• Entries from a dataset:
..........

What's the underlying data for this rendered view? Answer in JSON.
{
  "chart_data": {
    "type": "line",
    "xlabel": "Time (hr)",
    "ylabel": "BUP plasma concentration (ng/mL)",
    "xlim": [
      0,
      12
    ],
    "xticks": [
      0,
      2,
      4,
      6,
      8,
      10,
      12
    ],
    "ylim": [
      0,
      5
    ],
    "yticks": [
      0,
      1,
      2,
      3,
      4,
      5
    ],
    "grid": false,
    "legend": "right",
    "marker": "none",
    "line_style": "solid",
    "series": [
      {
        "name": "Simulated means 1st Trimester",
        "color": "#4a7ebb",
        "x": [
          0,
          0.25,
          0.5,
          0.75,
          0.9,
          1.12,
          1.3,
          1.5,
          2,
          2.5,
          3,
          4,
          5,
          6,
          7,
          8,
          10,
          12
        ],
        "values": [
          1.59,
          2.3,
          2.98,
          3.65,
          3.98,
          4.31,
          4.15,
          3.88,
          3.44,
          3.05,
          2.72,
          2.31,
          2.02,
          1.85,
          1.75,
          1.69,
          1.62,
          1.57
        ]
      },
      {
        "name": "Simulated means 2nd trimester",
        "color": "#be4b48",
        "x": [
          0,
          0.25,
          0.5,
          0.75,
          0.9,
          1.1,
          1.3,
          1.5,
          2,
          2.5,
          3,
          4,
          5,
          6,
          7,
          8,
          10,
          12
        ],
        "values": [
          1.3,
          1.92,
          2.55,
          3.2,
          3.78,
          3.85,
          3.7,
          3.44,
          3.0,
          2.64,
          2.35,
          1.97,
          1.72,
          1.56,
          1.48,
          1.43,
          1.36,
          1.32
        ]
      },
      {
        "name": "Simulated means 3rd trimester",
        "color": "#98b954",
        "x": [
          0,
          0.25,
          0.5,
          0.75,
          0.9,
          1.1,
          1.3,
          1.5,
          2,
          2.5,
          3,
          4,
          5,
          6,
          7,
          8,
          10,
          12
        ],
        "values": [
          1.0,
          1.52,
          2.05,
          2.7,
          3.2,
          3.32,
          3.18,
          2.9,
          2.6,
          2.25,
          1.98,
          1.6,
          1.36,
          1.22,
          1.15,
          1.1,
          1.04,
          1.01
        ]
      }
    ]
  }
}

..........

• Exercise instructions:
Repeat the material above in full, quoting it exactly.

• In response:
What's the underlying data for this rendered view? Answer in JSON.
{
  "chart_data": {
    "type": "line",
    "xlabel": "Time (hr)",
    "ylabel": "BUP plasma concentration (ng/mL)",
    "xlim": [
      0,
      12
    ],
    "xticks": [
      0,
      2,
      4,
      6,
      8,
      10,
      12
    ],
    "ylim": [
      0,
      5
    ],
    "yticks": [
      0,
      1,
      2,
      3,
      4,
      5
    ],
    "grid": false,
    "legend": "right",
    "marker": "none",
    "line_style": "solid",
    "series": [
      {
        "name": "Simulated means 1st Trimester",
        "color": "#4a7ebb",
        "x": [
          0,
          0.25,
          0.5,
          0.75,
          0.9,
          1.12,
          1.3,
          1.5,
          2,
          2.5,
          3,
          4,
          5,
          6,
          7,
          8,
          10,
          12
        ],
        "values": [
          1.59,
          2.3,
          2.98,
          3.65,
          3.98,
          4.31,
          4.15,
          3.88,
          3.44,
          3.05,
          2.72,
          2.31,
          2.02,
          1.85,
          1.75,
          1.69,
          1.62,
          1.57
        ]
      },
      {
        "name": "Simulated means 2nd trimester",
        "color": "#be4b48",
        "x": [
          0,
          0.25,
          0.5,
          0.75,
          0.9,
          1.1,
          1.3,
          1.5,
          2,
          2.5,
          3,
          4,
          5,
          6,
          7,
          8,
          10,
          12
        ],
        "values": [
          1.3,
          1.92,
          2.55,
          3.2,
          3.78,
          3.85,
          3.7,
          3.44,
          3.0,
          2.64,
          2.35,
          1.97,
          1.72,
          1.56,
          1.48,
          1.43,
          1.36,
          1.32
        ]
      },
      {
        "name": "Simulated means 3rd trimester",
        "color": "#98b954",
        "x": [
          0,
          0.25,
          0.5,
          0.75,
          0.9,
          1.1,
          1.3,
          1.5,
          2,
          2.5,
          3,
          4,
          5,
          6,
          7,
          8,
          10,
          12
        ],
        "values": [
          1.0,
          1.52,
          2.05,
          2.7,
          3.2,
          3.32,
          3.18,
          2.9,
          2.6,
          2.25,
          1.98,
          1.6,
          1.36,
          1.22,
          1.15,
          1.1,
          1.04,
          1.01
        ]
      }
    ]
  }
}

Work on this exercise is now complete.